─── RECORDS SHOWN

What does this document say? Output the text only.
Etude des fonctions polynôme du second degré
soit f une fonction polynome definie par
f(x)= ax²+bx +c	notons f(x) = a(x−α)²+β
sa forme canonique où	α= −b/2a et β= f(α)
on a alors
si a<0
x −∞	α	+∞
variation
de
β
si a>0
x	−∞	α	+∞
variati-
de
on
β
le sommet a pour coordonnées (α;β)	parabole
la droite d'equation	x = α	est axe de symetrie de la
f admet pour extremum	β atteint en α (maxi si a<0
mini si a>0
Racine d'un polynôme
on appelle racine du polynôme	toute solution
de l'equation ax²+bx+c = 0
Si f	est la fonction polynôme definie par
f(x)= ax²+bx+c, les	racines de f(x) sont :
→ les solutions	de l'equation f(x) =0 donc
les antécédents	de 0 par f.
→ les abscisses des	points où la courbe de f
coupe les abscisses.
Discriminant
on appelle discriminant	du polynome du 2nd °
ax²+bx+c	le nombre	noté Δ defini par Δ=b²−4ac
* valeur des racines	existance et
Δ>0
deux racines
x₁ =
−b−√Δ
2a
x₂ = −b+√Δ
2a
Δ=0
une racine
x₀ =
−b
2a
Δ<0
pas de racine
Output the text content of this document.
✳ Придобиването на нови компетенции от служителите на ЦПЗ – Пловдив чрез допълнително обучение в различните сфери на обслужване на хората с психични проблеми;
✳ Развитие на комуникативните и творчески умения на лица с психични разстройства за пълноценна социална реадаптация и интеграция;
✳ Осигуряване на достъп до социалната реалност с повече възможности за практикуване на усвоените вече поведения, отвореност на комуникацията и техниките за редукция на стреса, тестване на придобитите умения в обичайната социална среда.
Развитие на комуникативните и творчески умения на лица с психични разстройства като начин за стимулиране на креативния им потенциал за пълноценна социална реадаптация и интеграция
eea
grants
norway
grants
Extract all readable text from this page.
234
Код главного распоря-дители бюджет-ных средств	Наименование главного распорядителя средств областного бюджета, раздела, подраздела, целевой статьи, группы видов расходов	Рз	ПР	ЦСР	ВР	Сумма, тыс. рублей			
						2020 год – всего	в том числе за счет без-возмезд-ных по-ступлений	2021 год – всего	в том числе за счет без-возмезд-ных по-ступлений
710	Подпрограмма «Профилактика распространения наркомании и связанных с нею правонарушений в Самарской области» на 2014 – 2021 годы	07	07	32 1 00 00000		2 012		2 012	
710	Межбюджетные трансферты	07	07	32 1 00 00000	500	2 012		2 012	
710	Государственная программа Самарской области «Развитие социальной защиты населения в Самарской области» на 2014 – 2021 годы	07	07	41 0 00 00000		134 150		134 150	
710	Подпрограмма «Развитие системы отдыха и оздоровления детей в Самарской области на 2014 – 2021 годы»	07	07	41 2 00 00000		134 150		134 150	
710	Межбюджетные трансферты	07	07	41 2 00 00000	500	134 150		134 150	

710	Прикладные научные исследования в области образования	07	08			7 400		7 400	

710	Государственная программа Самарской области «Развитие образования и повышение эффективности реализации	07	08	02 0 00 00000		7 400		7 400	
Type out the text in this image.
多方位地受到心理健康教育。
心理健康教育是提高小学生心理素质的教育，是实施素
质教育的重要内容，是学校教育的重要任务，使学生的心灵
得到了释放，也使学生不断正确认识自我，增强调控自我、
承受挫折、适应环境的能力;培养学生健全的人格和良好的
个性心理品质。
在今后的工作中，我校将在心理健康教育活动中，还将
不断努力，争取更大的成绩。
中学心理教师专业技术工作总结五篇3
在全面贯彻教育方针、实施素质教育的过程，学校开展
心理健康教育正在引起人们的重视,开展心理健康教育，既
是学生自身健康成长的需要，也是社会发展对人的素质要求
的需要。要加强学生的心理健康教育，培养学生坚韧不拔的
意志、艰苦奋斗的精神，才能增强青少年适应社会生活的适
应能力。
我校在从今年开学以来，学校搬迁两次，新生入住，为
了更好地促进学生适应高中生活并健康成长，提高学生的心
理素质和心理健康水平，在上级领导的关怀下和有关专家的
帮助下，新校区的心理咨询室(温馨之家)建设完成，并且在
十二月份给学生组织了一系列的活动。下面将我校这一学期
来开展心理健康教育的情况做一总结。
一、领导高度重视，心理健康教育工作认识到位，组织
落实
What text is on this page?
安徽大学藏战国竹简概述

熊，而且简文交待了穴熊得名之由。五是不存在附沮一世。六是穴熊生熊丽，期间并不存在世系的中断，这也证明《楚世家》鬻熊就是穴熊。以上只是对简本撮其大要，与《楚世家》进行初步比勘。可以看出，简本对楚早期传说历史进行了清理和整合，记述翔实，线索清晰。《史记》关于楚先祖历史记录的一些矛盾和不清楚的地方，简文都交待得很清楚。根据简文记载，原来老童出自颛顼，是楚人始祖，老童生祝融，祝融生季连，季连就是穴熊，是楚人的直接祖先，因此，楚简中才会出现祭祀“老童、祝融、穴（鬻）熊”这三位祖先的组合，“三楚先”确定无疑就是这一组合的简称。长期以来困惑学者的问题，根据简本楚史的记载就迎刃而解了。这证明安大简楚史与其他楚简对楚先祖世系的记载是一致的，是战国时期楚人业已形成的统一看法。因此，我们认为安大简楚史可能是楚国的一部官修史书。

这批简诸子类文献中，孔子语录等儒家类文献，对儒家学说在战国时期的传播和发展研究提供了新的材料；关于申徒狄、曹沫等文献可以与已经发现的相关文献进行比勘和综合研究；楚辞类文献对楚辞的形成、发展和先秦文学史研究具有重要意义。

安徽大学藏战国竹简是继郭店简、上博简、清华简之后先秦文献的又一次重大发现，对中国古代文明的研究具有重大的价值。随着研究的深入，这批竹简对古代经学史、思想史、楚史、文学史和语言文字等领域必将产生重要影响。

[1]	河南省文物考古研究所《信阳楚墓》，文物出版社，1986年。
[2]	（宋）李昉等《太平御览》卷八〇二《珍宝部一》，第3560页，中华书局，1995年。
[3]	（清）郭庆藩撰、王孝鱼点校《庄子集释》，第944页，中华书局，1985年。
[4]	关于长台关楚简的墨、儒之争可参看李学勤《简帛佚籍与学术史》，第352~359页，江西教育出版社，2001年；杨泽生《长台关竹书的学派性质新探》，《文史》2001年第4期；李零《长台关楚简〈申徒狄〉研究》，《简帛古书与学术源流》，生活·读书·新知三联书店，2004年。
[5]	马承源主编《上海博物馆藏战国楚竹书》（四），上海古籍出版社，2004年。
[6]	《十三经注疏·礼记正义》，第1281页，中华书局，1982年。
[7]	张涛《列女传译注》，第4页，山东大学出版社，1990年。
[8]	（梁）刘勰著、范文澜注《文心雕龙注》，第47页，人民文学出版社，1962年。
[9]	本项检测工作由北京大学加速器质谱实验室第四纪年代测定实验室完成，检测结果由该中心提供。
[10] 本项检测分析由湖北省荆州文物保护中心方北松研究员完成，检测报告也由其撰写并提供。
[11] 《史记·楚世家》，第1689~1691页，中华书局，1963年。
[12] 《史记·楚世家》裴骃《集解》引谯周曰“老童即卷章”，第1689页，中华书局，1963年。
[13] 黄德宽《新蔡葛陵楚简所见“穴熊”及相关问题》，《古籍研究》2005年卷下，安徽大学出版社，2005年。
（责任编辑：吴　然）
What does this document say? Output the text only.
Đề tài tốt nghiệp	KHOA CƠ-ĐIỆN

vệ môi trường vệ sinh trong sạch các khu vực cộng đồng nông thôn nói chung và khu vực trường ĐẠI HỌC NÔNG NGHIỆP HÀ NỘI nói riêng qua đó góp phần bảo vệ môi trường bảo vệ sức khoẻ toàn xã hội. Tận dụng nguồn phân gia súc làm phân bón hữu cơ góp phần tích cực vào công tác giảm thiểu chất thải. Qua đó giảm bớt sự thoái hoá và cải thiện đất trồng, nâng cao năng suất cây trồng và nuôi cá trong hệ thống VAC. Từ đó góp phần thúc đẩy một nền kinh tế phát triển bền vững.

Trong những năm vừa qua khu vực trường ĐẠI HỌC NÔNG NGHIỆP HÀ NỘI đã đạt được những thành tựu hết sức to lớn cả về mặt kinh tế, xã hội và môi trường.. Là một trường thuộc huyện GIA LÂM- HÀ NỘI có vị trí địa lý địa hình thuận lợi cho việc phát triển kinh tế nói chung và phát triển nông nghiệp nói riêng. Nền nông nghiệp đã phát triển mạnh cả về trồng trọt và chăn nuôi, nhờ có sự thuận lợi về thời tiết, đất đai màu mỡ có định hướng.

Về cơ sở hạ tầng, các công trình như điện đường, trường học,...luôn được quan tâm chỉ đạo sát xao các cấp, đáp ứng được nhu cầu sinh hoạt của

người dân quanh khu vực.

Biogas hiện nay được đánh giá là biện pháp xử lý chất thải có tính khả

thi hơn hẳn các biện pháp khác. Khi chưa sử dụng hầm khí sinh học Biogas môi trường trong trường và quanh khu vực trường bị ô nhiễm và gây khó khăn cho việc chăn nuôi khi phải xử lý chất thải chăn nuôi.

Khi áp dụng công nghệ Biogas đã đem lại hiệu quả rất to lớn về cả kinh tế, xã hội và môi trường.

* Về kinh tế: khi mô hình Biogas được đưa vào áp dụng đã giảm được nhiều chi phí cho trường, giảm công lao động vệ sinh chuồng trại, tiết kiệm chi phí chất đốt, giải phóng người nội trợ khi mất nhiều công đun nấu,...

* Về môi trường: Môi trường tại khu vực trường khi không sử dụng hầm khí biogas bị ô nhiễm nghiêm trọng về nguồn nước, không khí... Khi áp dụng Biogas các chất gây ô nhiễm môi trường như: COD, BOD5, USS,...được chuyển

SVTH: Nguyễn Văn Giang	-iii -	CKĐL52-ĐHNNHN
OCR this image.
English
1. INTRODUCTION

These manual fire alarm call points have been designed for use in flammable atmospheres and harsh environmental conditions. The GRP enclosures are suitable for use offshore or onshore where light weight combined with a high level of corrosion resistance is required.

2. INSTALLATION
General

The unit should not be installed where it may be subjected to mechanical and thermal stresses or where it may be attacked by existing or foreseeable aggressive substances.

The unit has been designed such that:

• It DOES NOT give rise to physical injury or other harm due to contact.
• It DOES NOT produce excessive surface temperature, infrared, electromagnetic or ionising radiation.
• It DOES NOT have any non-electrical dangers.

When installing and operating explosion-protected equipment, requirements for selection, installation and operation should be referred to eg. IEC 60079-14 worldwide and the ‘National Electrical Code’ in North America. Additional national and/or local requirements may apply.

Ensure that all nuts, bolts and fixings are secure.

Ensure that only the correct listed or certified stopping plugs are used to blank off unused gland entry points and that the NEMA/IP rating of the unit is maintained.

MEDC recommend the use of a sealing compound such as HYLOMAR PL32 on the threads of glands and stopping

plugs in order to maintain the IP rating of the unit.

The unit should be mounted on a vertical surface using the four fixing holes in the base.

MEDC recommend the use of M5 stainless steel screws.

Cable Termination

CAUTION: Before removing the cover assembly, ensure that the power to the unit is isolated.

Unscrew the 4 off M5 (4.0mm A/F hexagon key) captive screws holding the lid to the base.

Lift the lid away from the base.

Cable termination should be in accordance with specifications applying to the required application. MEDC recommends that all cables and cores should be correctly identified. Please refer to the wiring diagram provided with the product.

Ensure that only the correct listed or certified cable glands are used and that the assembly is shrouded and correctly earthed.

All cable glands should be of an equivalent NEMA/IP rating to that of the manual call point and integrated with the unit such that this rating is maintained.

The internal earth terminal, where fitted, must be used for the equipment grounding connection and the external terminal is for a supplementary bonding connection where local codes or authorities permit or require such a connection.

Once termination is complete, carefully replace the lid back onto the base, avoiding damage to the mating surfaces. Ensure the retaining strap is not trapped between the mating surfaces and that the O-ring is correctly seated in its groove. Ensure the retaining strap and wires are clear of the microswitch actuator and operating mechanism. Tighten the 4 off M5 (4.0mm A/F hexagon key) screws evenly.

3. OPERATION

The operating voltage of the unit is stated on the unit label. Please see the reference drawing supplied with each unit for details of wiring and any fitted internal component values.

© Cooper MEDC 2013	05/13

──────

→ **THE REQUEST**: Show all lines from the listing above in which "this" appears.

→ **RESPONSE**:
What does this document say? Output the text only.
Output the text content of this document.
Extract all readable text from this page.
Type out the text in this image.
What text is on this page?
What does this document say? Output the text only.
OCR this image.
All cable glands should be of an equivalent NEMA/IP rating to that of the manual call point and integrated with the unit such that this rating is maintained.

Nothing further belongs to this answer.